=== Records shown ===
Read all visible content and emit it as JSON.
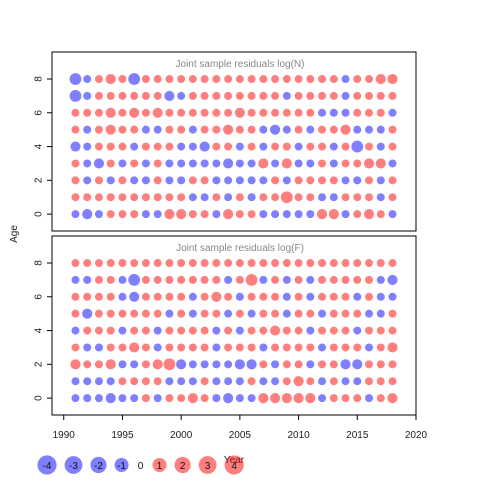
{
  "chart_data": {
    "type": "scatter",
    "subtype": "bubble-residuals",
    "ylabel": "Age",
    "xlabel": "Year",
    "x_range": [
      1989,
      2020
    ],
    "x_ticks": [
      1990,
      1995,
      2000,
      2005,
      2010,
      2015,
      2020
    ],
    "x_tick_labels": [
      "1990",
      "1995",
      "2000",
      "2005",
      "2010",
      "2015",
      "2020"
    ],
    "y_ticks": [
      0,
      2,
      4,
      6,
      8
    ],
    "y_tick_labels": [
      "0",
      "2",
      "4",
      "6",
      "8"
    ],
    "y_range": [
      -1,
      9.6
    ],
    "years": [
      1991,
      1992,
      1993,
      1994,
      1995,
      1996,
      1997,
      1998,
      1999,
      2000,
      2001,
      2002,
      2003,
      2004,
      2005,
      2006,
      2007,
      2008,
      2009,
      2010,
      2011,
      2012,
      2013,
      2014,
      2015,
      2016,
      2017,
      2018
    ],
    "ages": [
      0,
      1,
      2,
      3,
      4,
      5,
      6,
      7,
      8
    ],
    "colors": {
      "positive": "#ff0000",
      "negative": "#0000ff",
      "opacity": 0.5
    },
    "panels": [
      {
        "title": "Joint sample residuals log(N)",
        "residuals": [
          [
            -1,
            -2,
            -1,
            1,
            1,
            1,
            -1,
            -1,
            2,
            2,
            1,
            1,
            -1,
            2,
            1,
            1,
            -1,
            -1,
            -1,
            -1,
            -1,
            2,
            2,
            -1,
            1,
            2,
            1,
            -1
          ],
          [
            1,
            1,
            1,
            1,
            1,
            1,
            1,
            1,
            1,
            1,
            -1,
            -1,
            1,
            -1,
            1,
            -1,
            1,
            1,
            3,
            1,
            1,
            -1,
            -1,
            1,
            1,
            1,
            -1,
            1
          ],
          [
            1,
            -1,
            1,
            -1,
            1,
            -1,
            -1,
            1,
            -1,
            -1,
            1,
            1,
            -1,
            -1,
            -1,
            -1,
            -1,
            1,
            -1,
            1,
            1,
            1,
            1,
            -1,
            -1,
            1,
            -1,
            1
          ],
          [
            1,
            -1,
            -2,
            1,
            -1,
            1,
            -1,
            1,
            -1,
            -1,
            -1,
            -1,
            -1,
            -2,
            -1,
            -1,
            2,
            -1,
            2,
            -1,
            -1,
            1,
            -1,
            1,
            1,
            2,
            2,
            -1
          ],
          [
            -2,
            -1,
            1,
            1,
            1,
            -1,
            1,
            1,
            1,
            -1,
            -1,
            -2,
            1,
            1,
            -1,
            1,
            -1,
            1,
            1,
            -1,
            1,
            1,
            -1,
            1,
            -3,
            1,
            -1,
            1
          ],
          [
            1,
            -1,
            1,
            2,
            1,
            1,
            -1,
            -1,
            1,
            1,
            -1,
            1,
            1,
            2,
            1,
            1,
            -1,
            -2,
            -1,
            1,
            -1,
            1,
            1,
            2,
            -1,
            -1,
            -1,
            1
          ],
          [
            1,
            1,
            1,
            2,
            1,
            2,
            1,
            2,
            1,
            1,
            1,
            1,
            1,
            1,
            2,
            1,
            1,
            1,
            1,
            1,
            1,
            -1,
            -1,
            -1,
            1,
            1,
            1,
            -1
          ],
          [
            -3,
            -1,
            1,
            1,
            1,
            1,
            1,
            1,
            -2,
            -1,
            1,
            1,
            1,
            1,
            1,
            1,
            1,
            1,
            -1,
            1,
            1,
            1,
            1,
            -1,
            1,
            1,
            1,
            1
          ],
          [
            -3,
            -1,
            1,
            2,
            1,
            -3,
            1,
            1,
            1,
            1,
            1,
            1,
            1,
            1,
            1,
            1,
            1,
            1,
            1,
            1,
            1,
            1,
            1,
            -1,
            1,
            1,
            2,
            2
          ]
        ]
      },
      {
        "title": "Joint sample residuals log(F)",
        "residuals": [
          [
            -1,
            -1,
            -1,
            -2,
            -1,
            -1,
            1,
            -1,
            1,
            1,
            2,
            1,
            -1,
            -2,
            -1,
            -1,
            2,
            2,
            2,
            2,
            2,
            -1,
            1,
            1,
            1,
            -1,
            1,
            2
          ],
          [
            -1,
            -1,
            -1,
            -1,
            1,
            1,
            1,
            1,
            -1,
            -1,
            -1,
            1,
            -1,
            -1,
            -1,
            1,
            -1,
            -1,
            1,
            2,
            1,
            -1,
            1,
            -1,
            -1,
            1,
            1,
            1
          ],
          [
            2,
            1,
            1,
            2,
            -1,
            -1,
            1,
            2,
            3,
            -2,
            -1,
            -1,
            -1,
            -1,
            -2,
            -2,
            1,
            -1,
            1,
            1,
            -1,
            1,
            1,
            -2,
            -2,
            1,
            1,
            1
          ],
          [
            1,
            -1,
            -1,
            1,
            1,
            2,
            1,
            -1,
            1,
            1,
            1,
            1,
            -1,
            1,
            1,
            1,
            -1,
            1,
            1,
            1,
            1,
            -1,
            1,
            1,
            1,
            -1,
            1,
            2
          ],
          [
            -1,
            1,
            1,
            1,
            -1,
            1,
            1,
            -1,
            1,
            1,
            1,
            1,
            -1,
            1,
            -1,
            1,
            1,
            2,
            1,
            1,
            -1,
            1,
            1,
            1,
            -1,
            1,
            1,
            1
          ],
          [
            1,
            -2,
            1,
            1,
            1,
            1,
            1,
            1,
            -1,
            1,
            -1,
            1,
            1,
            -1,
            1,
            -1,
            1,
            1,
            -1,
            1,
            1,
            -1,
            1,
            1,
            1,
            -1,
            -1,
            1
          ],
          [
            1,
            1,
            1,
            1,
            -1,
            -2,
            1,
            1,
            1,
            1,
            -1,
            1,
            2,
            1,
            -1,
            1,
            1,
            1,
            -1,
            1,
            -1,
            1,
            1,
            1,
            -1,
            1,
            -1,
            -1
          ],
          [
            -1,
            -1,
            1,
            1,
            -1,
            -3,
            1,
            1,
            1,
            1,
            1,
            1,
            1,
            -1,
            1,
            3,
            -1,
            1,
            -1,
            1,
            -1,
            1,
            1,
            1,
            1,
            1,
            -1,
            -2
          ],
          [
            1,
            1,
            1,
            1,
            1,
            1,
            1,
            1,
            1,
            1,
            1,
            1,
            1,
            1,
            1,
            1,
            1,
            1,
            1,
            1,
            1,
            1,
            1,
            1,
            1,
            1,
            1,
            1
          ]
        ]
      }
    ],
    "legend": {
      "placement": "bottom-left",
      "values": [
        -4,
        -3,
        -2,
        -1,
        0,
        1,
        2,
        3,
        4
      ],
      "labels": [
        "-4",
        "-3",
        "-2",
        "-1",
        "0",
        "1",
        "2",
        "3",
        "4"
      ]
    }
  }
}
===
• _Short task_
Point out every line holding the string "residuals" and copy it.

• _Exercise result_
    "subtype": "bubble-residuals",
        "title": "Joint sample residuals log(N)",
        "residuals": [
        "title": "Joint sample residuals log(F)",
        "residuals": [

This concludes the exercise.